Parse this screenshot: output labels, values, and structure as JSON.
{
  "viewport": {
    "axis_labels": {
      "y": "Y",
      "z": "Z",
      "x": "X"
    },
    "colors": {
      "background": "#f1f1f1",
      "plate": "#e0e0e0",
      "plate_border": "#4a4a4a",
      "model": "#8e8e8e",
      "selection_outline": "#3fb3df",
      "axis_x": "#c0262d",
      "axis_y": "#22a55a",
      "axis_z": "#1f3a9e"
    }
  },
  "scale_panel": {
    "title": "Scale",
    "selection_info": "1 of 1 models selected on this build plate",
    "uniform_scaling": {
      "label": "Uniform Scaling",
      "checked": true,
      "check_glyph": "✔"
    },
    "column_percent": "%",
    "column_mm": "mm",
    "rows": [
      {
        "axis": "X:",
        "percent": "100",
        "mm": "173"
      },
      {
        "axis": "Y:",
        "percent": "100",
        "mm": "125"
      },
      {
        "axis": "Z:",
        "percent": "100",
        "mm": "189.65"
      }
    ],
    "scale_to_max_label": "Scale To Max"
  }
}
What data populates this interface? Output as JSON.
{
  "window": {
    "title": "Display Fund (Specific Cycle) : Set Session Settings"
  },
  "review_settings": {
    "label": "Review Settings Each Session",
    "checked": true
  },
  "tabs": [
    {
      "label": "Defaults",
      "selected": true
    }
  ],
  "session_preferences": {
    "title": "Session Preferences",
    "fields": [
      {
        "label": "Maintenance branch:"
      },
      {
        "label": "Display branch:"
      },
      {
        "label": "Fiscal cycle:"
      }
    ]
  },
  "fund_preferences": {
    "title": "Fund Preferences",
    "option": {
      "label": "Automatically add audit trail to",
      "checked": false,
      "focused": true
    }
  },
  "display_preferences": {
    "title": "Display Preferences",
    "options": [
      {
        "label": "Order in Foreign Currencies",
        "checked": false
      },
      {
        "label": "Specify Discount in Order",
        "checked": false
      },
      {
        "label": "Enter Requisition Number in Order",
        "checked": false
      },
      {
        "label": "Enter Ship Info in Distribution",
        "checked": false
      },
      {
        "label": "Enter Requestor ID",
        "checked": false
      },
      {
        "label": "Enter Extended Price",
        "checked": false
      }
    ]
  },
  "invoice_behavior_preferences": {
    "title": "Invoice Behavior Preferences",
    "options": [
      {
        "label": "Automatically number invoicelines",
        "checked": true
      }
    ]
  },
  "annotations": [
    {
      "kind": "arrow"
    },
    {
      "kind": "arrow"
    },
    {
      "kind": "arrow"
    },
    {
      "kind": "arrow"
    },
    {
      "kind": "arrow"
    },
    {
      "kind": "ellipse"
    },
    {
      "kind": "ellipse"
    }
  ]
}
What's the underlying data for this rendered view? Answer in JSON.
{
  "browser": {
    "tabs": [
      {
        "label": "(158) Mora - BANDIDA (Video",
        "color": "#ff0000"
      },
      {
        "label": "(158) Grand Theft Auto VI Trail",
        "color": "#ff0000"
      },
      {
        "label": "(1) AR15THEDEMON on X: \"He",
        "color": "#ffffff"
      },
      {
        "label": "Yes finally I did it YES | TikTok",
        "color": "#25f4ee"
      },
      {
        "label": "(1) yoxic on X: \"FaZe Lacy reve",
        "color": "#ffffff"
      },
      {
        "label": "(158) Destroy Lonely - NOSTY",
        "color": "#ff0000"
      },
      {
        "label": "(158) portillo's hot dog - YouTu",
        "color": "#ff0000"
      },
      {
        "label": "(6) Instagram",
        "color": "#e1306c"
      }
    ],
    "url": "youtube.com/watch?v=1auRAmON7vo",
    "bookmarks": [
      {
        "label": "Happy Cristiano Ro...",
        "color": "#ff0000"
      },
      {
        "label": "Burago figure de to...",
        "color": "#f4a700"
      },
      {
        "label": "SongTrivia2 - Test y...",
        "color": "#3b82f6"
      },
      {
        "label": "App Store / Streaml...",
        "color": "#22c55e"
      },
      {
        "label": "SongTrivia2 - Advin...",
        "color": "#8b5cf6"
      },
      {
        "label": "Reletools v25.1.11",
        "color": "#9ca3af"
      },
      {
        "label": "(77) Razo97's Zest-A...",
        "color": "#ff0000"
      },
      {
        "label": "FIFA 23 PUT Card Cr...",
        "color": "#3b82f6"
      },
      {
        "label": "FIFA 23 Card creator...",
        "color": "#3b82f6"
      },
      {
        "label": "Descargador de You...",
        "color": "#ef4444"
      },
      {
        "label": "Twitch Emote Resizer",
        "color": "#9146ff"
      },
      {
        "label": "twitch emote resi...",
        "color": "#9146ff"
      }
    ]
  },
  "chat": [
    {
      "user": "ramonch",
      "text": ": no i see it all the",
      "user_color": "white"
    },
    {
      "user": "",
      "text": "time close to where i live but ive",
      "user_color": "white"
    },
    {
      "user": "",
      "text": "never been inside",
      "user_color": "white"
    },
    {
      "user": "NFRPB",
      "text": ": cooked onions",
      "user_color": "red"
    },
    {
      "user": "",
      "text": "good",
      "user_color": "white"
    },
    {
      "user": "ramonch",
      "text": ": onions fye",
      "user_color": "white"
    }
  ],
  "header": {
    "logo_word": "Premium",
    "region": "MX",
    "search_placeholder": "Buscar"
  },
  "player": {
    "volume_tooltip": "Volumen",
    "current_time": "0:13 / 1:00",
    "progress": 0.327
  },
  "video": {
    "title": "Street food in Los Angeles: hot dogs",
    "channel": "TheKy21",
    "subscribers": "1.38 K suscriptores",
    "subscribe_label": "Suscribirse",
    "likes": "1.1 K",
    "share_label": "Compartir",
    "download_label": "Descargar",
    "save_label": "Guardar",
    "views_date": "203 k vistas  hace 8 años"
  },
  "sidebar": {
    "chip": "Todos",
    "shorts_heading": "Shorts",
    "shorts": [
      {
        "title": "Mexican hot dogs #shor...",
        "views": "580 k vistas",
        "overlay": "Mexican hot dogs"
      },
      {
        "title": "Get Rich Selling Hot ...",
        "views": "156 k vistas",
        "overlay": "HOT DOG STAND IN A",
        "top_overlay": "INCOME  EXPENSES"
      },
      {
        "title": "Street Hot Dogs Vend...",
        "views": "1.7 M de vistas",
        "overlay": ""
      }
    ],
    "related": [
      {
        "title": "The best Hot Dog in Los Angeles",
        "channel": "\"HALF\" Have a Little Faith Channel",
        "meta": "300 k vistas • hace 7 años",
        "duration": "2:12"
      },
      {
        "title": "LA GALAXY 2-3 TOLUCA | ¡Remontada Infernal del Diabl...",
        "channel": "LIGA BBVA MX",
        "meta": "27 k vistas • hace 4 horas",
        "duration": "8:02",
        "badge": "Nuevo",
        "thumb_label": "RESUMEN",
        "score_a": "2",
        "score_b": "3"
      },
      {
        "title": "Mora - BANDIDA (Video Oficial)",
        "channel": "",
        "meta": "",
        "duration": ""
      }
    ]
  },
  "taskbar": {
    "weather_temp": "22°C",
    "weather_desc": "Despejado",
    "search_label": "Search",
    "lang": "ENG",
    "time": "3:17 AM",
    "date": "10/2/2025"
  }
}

================================

- Task to complete -
Extract all of the data shown above without alteration.

- Result of this exercise -
Parse this screenshot: output labels, values, and structure as JSON.
{
  "viewport": {
    "axis_labels": {
      "y": "Y",
      "z": "Z",
      "x": "X"
    },
    "colors": {
      "background": "#f1f1f1",
      "plate": "#e0e0e0",
      "plate_border": "#4a4a4a",
      "model": "#8e8e8e",
      "selection_outline": "#3fb3df",
      "axis_x": "#c0262d",
      "axis_y": "#22a55a",
      "axis_z": "#1f3a9e"
    }
  },
  "scale_panel": {
    "title": "Scale",
    "selection_info": "1 of 1 models selected on this build plate",
    "uniform_scaling": {
      "label": "Uniform Scaling",
      "checked": true,
      "check_glyph": "✔"
    },
    "column_percent": "%",
    "column_mm": "mm",
    "rows": [
      {
        "axis": "X:",
        "percent": "100",
        "mm": "173"
      },
      {
        "axis": "Y:",
        "percent": "100",
        "mm": "125"
      },
      {
        "axis": "Z:",
        "percent": "100",
        "mm": "189.65"
      }
    ],
    "scale_to_max_label": "Scale To Max"
  }
}
What data populates this interface? Output as JSON.
{
  "window": {
    "title": "Display Fund (Specific Cycle) : Set Session Settings"
  },
  "review_settings": {
    "label": "Review Settings Each Session",
    "checked": true
  },
  "tabs": [
    {
      "label": "Defaults",
      "selected": true
    }
  ],
  "session_preferences": {
    "title": "Session Preferences",
    "fields": [
      {
        "label": "Maintenance branch:"
      },
      {
        "label": "Display branch:"
      },
      {
        "label": "Fiscal cycle:"
      }
    ]
  },
  "fund_preferences": {
    "title": "Fund Preferences",
    "option": {
      "label": "Automatically add audit trail to",
      "checked": false,
      "focused": true
    }
  },
  "display_preferences": {
    "title": "Display Preferences",
    "options": [
      {
        "label": "Order in Foreign Currencies",
        "checked": false
      },
      {
        "label": "Specify Discount in Order",
        "checked": false
      },
      {
        "label": "Enter Requisition Number in Order",
        "checked": false
      },
      {
        "label": "Enter Ship Info in Distribution",
        "checked": false
      },
      {
        "label": "Enter Requestor ID",
        "checked": false
      },
      {
        "label": "Enter Extended Price",
        "checked": false
      }
    ]
  },
  "invoice_behavior_preferences": {
    "title": "Invoice Behavior Preferences",
    "options": [
      {
        "label": "Automatically number invoicelines",
        "checked": true
      }
    ]
  },
  "annotations": [
    {
      "kind": "arrow"
    },
    {
      "kind": "arrow"
    },
    {
      "kind": "arrow"
    },
    {
      "kind": "arrow"
    },
    {
      "kind": "arrow"
    },
    {
      "kind": "ellipse"
    },
    {
      "kind": "ellipse"
    }
  ]
}
What's the underlying data for this rendered view? Answer in JSON.
{
  "browser": {
    "tabs": [
      {
        "label": "(158) Mora - BANDIDA (Video",
        "color": "#ff0000"
      },
      {
        "label": "(158) Grand Theft Auto VI Trail",
        "color": "#ff0000"
      },
      {
        "label": "(1) AR15THEDEMON on X: \"He",
        "color": "#ffffff"
      },
      {
        "label": "Yes finally I did it YES | TikTok",
        "color": "#25f4ee"
      },
      {
        "label": "(1) yoxic on X: \"FaZe Lacy reve",
        "color": "#ffffff"
      },
      {
        "label": "(158) Destroy Lonely - NOSTY",
        "color": "#ff0000"
      },
      {
        "label": "(158) portillo's hot dog - YouTu",
        "color": "#ff0000"
      },
      {
        "label": "(6) Instagram",
        "color": "#e1306c"
      }
    ],
    "url": "youtube.com/watch?v=1auRAmON7vo",
    "bookmarks": [
      {
        "label": "Happy Cristiano Ro...",
        "color": "#ff0000"
      },
      {
        "label": "Burago figure de to...",
        "color": "#f4a700"
      },
      {
        "label": "SongTrivia2 - Test y...",
        "color": "#3b82f6"
      },
      {
        "label": "App Store / Streaml...",
        "color": "#22c55e"
      },
      {
        "label": "SongTrivia2 - Advin...",
        "color": "#8b5cf6"
      },
      {
        "label": "Reletools v25.1.11",
        "color": "#9ca3af"
      },
      {
        "label": "(77) Razo97's Zest-A...",
        "color": "#ff0000"
      },
      {
        "label": "FIFA 23 PUT Card Cr...",
        "color": "#3b82f6"
      },
      {
        "label": "FIFA 23 Card creator...",
        "color": "#3b82f6"
      },
      {
        "label": "Descargador de You...",
        "color": "#ef4444"
      },
      {
        "label": "Twitch Emote Resizer",
        "color": "#9146ff"
      },
      {
        "label": "twitch emote resi...",
        "color": "#9146ff"
      }
    ]
  },
  "chat": [
    {
      "user": "ramonch",
      "text": ": no i see it all the",
      "user_color": "white"
    },
    {
      "user": "",
      "text": "time close to where i live but ive",
      "user_color": "white"
    },
    {
      "user": "",
      "text": "never been inside",
      "user_color": "white"
    },
    {
      "user": "NFRPB",
      "text": ": cooked onions",
      "user_color": "red"
    },
    {
      "user": "",
      "text": "good",
      "user_color": "white"
    },
    {
      "user": "ramonch",
      "text": ": onions fye",
      "user_color": "white"
    }
  ],
  "header": {
    "logo_word": "Premium",
    "region": "MX",
    "search_placeholder": "Buscar"
  },
  "player": {
    "volume_tooltip": "Volumen",
    "current_time": "0:13 / 1:00",
    "progress": 0.327
  },
  "video": {
    "title": "Street food in Los Angeles: hot dogs",
    "channel": "TheKy21",
    "subscribers": "1.38 K suscriptores",
    "subscribe_label": "Suscribirse",
    "likes": "1.1 K",
    "share_label": "Compartir",
    "download_label": "Descargar",
    "save_label": "Guardar",
    "views_date": "203 k vistas  hace 8 años"
  },
  "sidebar": {
    "chip": "Todos",
    "shorts_heading": "Shorts",
    "shorts": [
      {
        "title": "Mexican hot dogs #shor...",
        "views": "580 k vistas",
        "overlay": "Mexican hot dogs"
      },
      {
        "title": "Get Rich Selling Hot ...",
        "views": "156 k vistas",
        "overlay": "HOT DOG STAND IN A",
        "top_overlay": "INCOME  EXPENSES"
      },
      {
        "title": "Street Hot Dogs Vend...",
        "views": "1.7 M de vistas",
        "overlay": ""
      }
    ],
    "related": [
      {
        "title": "The best Hot Dog in Los Angeles",
        "channel": "\"HALF\" Have a Little Faith Channel",
        "meta": "300 k vistas • hace 7 años",
        "duration": "2:12"
      },
      {
        "title": "LA GALAXY 2-3 TOLUCA | ¡Remontada Infernal del Diabl...",
        "channel": "LIGA BBVA MX",
        "meta": "27 k vistas • hace 4 horas",
        "duration": "8:02",
        "badge": "Nuevo",
        "thumb_label": "RESUMEN",
        "score_a": "2",
        "score_b": "3"
      },
      {
        "title": "Mora - BANDIDA (Video Oficial)",
        "channel": "",
        "meta": "",
        "duration": ""
      }
    ]
  },
  "taskbar": {
    "weather_temp": "22°C",
    "weather_desc": "Despejado",
    "search_label": "Search",
    "lang": "ENG",
    "time": "3:17 AM",
    "date": "10/2/2025"
  }
}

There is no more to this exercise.